(Stored data)
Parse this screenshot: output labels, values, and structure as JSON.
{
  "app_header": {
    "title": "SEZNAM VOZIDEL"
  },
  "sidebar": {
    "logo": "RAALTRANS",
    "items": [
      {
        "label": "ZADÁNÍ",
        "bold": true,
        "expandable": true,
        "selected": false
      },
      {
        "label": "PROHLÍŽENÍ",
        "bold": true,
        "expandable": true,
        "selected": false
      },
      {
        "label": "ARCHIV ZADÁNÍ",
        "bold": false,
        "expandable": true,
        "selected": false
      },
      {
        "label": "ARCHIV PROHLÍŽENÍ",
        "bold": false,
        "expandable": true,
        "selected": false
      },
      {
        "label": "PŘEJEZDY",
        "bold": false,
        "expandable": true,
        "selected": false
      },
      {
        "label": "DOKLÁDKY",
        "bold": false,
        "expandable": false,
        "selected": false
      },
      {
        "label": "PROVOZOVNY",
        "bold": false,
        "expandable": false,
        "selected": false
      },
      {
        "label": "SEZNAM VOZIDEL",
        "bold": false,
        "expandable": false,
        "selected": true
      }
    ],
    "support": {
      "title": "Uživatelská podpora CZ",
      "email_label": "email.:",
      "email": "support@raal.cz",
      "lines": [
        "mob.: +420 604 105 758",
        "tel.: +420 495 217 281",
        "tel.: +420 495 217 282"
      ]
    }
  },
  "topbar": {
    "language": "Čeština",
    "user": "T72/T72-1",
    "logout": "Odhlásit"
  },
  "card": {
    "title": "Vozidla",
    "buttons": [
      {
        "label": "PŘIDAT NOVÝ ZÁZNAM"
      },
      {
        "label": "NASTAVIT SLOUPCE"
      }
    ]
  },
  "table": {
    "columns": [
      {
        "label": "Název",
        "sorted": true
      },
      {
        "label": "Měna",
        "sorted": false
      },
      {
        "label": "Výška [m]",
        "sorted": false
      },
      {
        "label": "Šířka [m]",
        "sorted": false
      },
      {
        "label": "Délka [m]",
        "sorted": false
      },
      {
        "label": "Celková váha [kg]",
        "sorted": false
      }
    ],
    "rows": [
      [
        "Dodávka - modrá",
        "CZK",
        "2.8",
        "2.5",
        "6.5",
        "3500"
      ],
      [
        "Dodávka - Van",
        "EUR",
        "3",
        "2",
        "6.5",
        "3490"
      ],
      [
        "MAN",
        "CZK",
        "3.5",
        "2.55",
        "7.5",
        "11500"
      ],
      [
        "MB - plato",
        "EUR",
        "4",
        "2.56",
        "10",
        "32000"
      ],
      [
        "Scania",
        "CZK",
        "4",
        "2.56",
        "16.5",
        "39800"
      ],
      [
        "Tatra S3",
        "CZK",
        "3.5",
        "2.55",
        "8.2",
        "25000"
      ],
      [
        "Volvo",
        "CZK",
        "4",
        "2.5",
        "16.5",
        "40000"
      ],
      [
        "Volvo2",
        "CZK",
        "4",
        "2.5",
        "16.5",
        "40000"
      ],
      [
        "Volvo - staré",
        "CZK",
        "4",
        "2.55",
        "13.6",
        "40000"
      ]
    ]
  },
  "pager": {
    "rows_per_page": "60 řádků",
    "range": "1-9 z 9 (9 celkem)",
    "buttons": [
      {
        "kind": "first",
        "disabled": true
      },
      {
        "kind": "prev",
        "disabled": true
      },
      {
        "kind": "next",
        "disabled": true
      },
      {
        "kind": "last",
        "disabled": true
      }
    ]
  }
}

__PROBLEM__: Output all of the material, please, exactly as it stands.

__OUTPUT OF THE TASK__:
Parse this screenshot: output labels, values, and structure as JSON.
{
  "app_header": {
    "title": "SEZNAM VOZIDEL"
  },
  "sidebar": {
    "logo": "RAALTRANS",
    "items": [
      {
        "label": "ZADÁNÍ",
        "bold": true,
        "expandable": true,
        "selected": false
      },
      {
        "label": "PROHLÍŽENÍ",
        "bold": true,
        "expandable": true,
        "selected": false
      },
      {
        "label": "ARCHIV ZADÁNÍ",
        "bold": false,
        "expandable": true,
        "selected": false
      },
      {
        "label": "ARCHIV PROHLÍŽENÍ",
        "bold": false,
        "expandable": true,
        "selected": false
      },
      {
        "label": "PŘEJEZDY",
        "bold": false,
        "expandable": true,
        "selected": false
      },
      {
        "label": "DOKLÁDKY",
        "bold": false,
        "expandable": false,
        "selected": false
      },
      {
        "label": "PROVOZOVNY",
        "bold": false,
        "expandable": false,
        "selected": false
      },
      {
        "label": "SEZNAM VOZIDEL",
        "bold": false,
        "expandable": false,
        "selected": true
      }
    ],
    "support": {
      "title": "Uživatelská podpora CZ",
      "email_label": "email.:",
      "email": "support@raal.cz",
      "lines": [
        "mob.: +420 604 105 758",
        "tel.: +420 495 217 281",
        "tel.: +420 495 217 282"
      ]
    }
  },
  "topbar": {
    "language": "Čeština",
    "user": "T72/T72-1",
    "logout": "Odhlásit"
  },
  "card": {
    "title": "Vozidla",
    "buttons": [
      {
        "label": "PŘIDAT NOVÝ ZÁZNAM"
      },
      {
        "label": "NASTAVIT SLOUPCE"
      }
    ]
  },
  "table": {
    "columns": [
      {
        "label": "Název",
        "sorted": true
      },
      {
        "label": "Měna",
        "sorted": false
      },
      {
        "label": "Výška [m]",
        "sorted": false
      },
      {
        "label": "Šířka [m]",
        "sorted": false
      },
      {
        "label": "Délka [m]",
        "sorted": false
      },
      {
        "label": "Celková váha [kg]",
        "sorted": false
      }
    ],
    "rows": [
      [
        "Dodávka - modrá",
        "CZK",
        "2.8",
        "2.5",
        "6.5",
        "3500"
      ],
      [
        "Dodávka - Van",
        "EUR",
        "3",
        "2",
        "6.5",
        "3490"
      ],
      [
        "MAN",
        "CZK",
        "3.5",
        "2.55",
        "7.5",
        "11500"
      ],
      [
        "MB - plato",
        "EUR",
        "4",
        "2.56",
        "10",
        "32000"
      ],
      [
        "Scania",
        "CZK",
        "4",
        "2.56",
        "16.5",
        "39800"
      ],
      [
        "Tatra S3",
        "CZK",
        "3.5",
        "2.55",
        "8.2",
        "25000"
      ],
      [
        "Volvo",
        "CZK",
        "4",
        "2.5",
        "16.5",
        "40000"
      ],
      [
        "Volvo2",
        "CZK",
        "4",
        "2.5",
        "16.5",
        "40000"
      ],
      [
        "Volvo - staré",
        "CZK",
        "4",
        "2.55",
        "13.6",
        "40000"
      ]
    ]
  },
  "pager": {
    "rows_per_page": "60 řádků",
    "range": "1-9 z 9 (9 celkem)",
    "buttons": [
      {
        "kind": "first",
        "disabled": true
      },
      {
        "kind": "prev",
        "disabled": true
      },
      {
        "kind": "next",
        "disabled": true
      },
      {
        "kind": "last",
        "disabled": true
      }
    ]
  }
}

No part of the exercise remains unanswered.